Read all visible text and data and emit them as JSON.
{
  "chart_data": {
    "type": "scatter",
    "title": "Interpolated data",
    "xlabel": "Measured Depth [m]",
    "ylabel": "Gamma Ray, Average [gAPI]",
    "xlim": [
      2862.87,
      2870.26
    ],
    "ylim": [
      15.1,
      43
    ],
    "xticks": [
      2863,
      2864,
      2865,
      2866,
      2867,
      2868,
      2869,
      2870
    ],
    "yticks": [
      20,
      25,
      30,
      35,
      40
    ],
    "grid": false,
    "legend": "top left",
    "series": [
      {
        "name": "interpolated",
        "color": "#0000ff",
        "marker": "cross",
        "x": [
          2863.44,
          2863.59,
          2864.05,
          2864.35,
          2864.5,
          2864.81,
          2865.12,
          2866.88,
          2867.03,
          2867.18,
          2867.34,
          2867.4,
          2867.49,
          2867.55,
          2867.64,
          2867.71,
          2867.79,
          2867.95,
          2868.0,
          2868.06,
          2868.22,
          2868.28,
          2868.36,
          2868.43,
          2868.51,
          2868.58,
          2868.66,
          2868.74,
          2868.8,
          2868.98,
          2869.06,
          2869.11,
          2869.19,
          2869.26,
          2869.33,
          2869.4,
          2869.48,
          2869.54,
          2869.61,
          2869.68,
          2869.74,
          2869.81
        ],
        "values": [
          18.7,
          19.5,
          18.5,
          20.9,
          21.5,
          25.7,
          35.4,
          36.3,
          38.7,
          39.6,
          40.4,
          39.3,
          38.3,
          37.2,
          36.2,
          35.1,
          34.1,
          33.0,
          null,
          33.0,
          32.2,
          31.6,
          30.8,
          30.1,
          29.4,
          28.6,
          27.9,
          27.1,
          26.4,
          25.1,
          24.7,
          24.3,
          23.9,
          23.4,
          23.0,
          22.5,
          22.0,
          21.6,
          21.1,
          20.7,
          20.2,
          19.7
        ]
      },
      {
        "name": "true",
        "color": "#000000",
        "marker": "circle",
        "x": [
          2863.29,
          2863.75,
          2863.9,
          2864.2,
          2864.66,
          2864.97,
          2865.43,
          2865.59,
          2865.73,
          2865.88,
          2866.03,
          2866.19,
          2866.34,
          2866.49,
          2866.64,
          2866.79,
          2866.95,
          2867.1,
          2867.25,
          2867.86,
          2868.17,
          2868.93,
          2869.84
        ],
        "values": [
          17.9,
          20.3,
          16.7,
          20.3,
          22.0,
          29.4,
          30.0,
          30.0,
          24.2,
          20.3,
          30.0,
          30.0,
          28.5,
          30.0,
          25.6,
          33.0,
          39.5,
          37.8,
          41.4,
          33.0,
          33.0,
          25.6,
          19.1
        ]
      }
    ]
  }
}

⁂

STATED GOAL — Output all of the data again, exactly.

SOLUTION TO THIS TASK —
Read all visible text and data and emit them as JSON.
{
  "chart_data": {
    "type": "scatter",
    "title": "Interpolated data",
    "xlabel": "Measured Depth [m]",
    "ylabel": "Gamma Ray, Average [gAPI]",
    "xlim": [
      2862.87,
      2870.26
    ],
    "ylim": [
      15.1,
      43
    ],
    "xticks": [
      2863,
      2864,
      2865,
      2866,
      2867,
      2868,
      2869,
      2870
    ],
    "yticks": [
      20,
      25,
      30,
      35,
      40
    ],
    "grid": false,
    "legend": "top left",
    "series": [
      {
        "name": "interpolated",
        "color": "#0000ff",
        "marker": "cross",
        "x": [
          2863.44,
          2863.59,
          2864.05,
          2864.35,
          2864.5,
          2864.81,
          2865.12,
          2866.88,
          2867.03,
          2867.18,
          2867.34,
          2867.4,
          2867.49,
          2867.55,
          2867.64,
          2867.71,
          2867.79,
          2867.95,
          2868.0,
          2868.06,
          2868.22,
          2868.28,
          2868.36,
          2868.43,
          2868.51,
          2868.58,
          2868.66,
          2868.74,
          2868.8,
          2868.98,
          2869.06,
          2869.11,
          2869.19,
          2869.26,
          2869.33,
          2869.4,
          2869.48,
          2869.54,
          2869.61,
          2869.68,
          2869.74,
          2869.81
        ],
        "values": [
          18.7,
          19.5,
          18.5,
          20.9,
          21.5,
          25.7,
          35.4,
          36.3,
          38.7,
          39.6,
          40.4,
          39.3,
          38.3,
          37.2,
          36.2,
          35.1,
          34.1,
          33.0,
          null,
          33.0,
          32.2,
          31.6,
          30.8,
          30.1,
          29.4,
          28.6,
          27.9,
          27.1,
          26.4,
          25.1,
          24.7,
          24.3,
          23.9,
          23.4,
          23.0,
          22.5,
          22.0,
          21.6,
          21.1,
          20.7,
          20.2,
          19.7
        ]
      },
      {
        "name": "true",
        "color": "#000000",
        "marker": "circle",
        "x": [
          2863.29,
          2863.75,
          2863.9,
          2864.2,
          2864.66,
          2864.97,
          2865.43,
          2865.59,
          2865.73,
          2865.88,
          2866.03,
          2866.19,
          2866.34,
          2866.49,
          2866.64,
          2866.79,
          2866.95,
          2867.1,
          2867.25,
          2867.86,
          2868.17,
          2868.93,
          2869.84
        ],
        "values": [
          17.9,
          20.3,
          16.7,
          20.3,
          22.0,
          29.4,
          30.0,
          30.0,
          24.2,
          20.3,
          30.0,
          30.0,
          28.5,
          30.0,
          25.6,
          33.0,
          39.5,
          37.8,
          41.4,
          33.0,
          33.0,
          25.6,
          19.1
        ]
      }
    ]
  }
}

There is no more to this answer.